*Dataset records*.
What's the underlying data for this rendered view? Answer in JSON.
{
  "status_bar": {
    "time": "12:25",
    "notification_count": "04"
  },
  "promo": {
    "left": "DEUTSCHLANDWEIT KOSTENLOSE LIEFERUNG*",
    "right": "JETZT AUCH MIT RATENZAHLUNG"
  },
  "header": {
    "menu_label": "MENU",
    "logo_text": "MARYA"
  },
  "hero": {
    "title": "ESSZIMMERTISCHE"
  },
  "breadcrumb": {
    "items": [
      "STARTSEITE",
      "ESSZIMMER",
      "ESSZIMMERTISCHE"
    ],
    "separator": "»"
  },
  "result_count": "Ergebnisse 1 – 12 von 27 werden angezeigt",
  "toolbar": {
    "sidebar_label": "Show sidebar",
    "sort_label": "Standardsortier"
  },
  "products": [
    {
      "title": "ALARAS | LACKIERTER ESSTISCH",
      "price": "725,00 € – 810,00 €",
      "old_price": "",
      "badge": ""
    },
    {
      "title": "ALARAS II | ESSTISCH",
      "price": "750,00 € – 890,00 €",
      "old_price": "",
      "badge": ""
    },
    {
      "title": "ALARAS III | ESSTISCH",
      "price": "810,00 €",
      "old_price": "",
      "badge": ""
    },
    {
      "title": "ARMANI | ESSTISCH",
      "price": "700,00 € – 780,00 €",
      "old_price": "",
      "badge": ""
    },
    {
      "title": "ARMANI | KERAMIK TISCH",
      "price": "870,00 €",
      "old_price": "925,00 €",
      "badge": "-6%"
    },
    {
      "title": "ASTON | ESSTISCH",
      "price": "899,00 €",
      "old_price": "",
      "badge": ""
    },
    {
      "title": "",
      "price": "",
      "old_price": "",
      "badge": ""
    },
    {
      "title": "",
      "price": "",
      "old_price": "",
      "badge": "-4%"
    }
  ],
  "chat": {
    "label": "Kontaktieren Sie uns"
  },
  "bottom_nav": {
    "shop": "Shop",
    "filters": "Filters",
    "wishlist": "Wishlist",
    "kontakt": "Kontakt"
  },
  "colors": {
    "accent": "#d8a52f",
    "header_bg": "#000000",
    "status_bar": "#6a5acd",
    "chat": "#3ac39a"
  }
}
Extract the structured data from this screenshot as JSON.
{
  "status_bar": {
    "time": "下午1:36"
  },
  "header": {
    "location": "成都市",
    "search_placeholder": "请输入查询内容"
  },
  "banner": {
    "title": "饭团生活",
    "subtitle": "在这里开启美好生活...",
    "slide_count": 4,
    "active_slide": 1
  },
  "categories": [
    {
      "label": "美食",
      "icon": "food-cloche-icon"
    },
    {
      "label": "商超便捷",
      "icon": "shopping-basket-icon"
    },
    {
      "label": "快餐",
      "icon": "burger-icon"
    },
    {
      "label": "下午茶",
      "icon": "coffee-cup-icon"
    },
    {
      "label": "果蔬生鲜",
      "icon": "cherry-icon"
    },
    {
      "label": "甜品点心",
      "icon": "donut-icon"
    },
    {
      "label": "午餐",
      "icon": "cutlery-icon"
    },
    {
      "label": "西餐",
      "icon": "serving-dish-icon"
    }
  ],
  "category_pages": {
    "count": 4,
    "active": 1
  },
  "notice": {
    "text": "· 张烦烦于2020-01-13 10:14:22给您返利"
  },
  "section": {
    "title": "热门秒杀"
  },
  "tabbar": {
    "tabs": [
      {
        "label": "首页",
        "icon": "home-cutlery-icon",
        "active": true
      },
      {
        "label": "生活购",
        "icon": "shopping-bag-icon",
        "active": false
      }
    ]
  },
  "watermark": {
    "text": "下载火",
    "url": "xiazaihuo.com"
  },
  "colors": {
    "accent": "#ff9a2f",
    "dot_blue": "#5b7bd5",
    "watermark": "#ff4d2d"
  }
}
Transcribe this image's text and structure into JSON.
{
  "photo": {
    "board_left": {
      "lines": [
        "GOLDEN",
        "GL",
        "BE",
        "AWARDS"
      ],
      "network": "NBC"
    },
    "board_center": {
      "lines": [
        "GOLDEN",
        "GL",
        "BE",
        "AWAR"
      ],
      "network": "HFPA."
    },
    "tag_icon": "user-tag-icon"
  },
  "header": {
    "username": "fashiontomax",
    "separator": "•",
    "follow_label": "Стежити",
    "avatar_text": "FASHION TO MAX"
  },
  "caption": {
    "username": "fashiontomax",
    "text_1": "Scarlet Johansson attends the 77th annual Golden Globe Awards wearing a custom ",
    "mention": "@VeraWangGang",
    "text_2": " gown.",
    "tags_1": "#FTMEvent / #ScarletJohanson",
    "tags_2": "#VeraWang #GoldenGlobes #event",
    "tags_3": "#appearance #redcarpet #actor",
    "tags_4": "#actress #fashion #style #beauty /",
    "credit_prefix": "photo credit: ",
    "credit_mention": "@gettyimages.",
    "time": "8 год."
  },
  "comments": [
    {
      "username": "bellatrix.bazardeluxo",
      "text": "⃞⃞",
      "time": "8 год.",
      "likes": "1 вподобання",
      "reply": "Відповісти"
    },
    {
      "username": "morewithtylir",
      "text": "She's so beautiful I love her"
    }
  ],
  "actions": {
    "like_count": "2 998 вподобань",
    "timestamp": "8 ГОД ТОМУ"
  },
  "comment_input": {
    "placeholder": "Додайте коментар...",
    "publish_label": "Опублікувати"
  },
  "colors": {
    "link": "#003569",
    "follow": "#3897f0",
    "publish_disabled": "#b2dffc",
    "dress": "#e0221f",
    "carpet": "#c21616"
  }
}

*Exercise goal*.
Go through the records above and retype each one exactly.

*Output of the task*.
What's the underlying data for this rendered view? Answer in JSON.
{
  "status_bar": {
    "time": "12:25",
    "notification_count": "04"
  },
  "promo": {
    "left": "DEUTSCHLANDWEIT KOSTENLOSE LIEFERUNG*",
    "right": "JETZT AUCH MIT RATENZAHLUNG"
  },
  "header": {
    "menu_label": "MENU",
    "logo_text": "MARYA"
  },
  "hero": {
    "title": "ESSZIMMERTISCHE"
  },
  "breadcrumb": {
    "items": [
      "STARTSEITE",
      "ESSZIMMER",
      "ESSZIMMERTISCHE"
    ],
    "separator": "»"
  },
  "result_count": "Ergebnisse 1 – 12 von 27 werden angezeigt",
  "toolbar": {
    "sidebar_label": "Show sidebar",
    "sort_label": "Standardsortier"
  },
  "products": [
    {
      "title": "ALARAS | LACKIERTER ESSTISCH",
      "price": "725,00 € – 810,00 €",
      "old_price": "",
      "badge": ""
    },
    {
      "title": "ALARAS II | ESSTISCH",
      "price": "750,00 € – 890,00 €",
      "old_price": "",
      "badge": ""
    },
    {
      "title": "ALARAS III | ESSTISCH",
      "price": "810,00 €",
      "old_price": "",
      "badge": ""
    },
    {
      "title": "ARMANI | ESSTISCH",
      "price": "700,00 € – 780,00 €",
      "old_price": "",
      "badge": ""
    },
    {
      "title": "ARMANI | KERAMIK TISCH",
      "price": "870,00 €",
      "old_price": "925,00 €",
      "badge": "-6%"
    },
    {
      "title": "ASTON | ESSTISCH",
      "price": "899,00 €",
      "old_price": "",
      "badge": ""
    },
    {
      "title": "",
      "price": "",
      "old_price": "",
      "badge": ""
    },
    {
      "title": "",
      "price": "",
      "old_price": "",
      "badge": "-4%"
    }
  ],
  "chat": {
    "label": "Kontaktieren Sie uns"
  },
  "bottom_nav": {
    "shop": "Shop",
    "filters": "Filters",
    "wishlist": "Wishlist",
    "kontakt": "Kontakt"
  },
  "colors": {
    "accent": "#d8a52f",
    "header_bg": "#000000",
    "status_bar": "#6a5acd",
    "chat": "#3ac39a"
  }
}
Extract the structured data from this screenshot as JSON.
{
  "status_bar": {
    "time": "下午1:36"
  },
  "header": {
    "location": "成都市",
    "search_placeholder": "请输入查询内容"
  },
  "banner": {
    "title": "饭团生活",
    "subtitle": "在这里开启美好生活...",
    "slide_count": 4,
    "active_slide": 1
  },
  "categories": [
    {
      "label": "美食",
      "icon": "food-cloche-icon"
    },
    {
      "label": "商超便捷",
      "icon": "shopping-basket-icon"
    },
    {
      "label": "快餐",
      "icon": "burger-icon"
    },
    {
      "label": "下午茶",
      "icon": "coffee-cup-icon"
    },
    {
      "label": "果蔬生鲜",
      "icon": "cherry-icon"
    },
    {
      "label": "甜品点心",
      "icon": "donut-icon"
    },
    {
      "label": "午餐",
      "icon": "cutlery-icon"
    },
    {
      "label": "西餐",
      "icon": "serving-dish-icon"
    }
  ],
  "category_pages": {
    "count": 4,
    "active": 1
  },
  "notice": {
    "text": "· 张烦烦于2020-01-13 10:14:22给您返利"
  },
  "section": {
    "title": "热门秒杀"
  },
  "tabbar": {
    "tabs": [
      {
        "label": "首页",
        "icon": "home-cutlery-icon",
        "active": true
      },
      {
        "label": "生活购",
        "icon": "shopping-bag-icon",
        "active": false
      }
    ]
  },
  "watermark": {
    "text": "下载火",
    "url": "xiazaihuo.com"
  },
  "colors": {
    "accent": "#ff9a2f",
    "dot_blue": "#5b7bd5",
    "watermark": "#ff4d2d"
  }
}
Transcribe this image's text and structure into JSON.
{
  "photo": {
    "board_left": {
      "lines": [
        "GOLDEN",
        "GL",
        "BE",
        "AWARDS"
      ],
      "network": "NBC"
    },
    "board_center": {
      "lines": [
        "GOLDEN",
        "GL",
        "BE",
        "AWAR"
      ],
      "network": "HFPA."
    },
    "tag_icon": "user-tag-icon"
  },
  "header": {
    "username": "fashiontomax",
    "separator": "•",
    "follow_label": "Стежити",
    "avatar_text": "FASHION TO MAX"
  },
  "caption": {
    "username": "fashiontomax",
    "text_1": "Scarlet Johansson attends the 77th annual Golden Globe Awards wearing a custom ",
    "mention": "@VeraWangGang",
    "text_2": " gown.",
    "tags_1": "#FTMEvent / #ScarletJohanson",
    "tags_2": "#VeraWang #GoldenGlobes #event",
    "tags_3": "#appearance #redcarpet #actor",
    "tags_4": "#actress #fashion #style #beauty /",
    "credit_prefix": "photo credit: ",
    "credit_mention": "@gettyimages.",
    "time": "8 год."
  },
  "comments": [
    {
      "username": "bellatrix.bazardeluxo",
      "text": "⃞⃞",
      "time": "8 год.",
      "likes": "1 вподобання",
      "reply": "Відповісти"
    },
    {
      "username": "morewithtylir",
      "text": "She's so beautiful I love her"
    }
  ],
  "actions": {
    "like_count": "2 998 вподобань",
    "timestamp": "8 ГОД ТОМУ"
  },
  "comment_input": {
    "placeholder": "Додайте коментар...",
    "publish_label": "Опублікувати"
  },
  "colors": {
    "link": "#003569",
    "follow": "#3897f0",
    "publish_disabled": "#b2dffc",
    "dress": "#e0221f",
    "carpet": "#c21616"
  }
}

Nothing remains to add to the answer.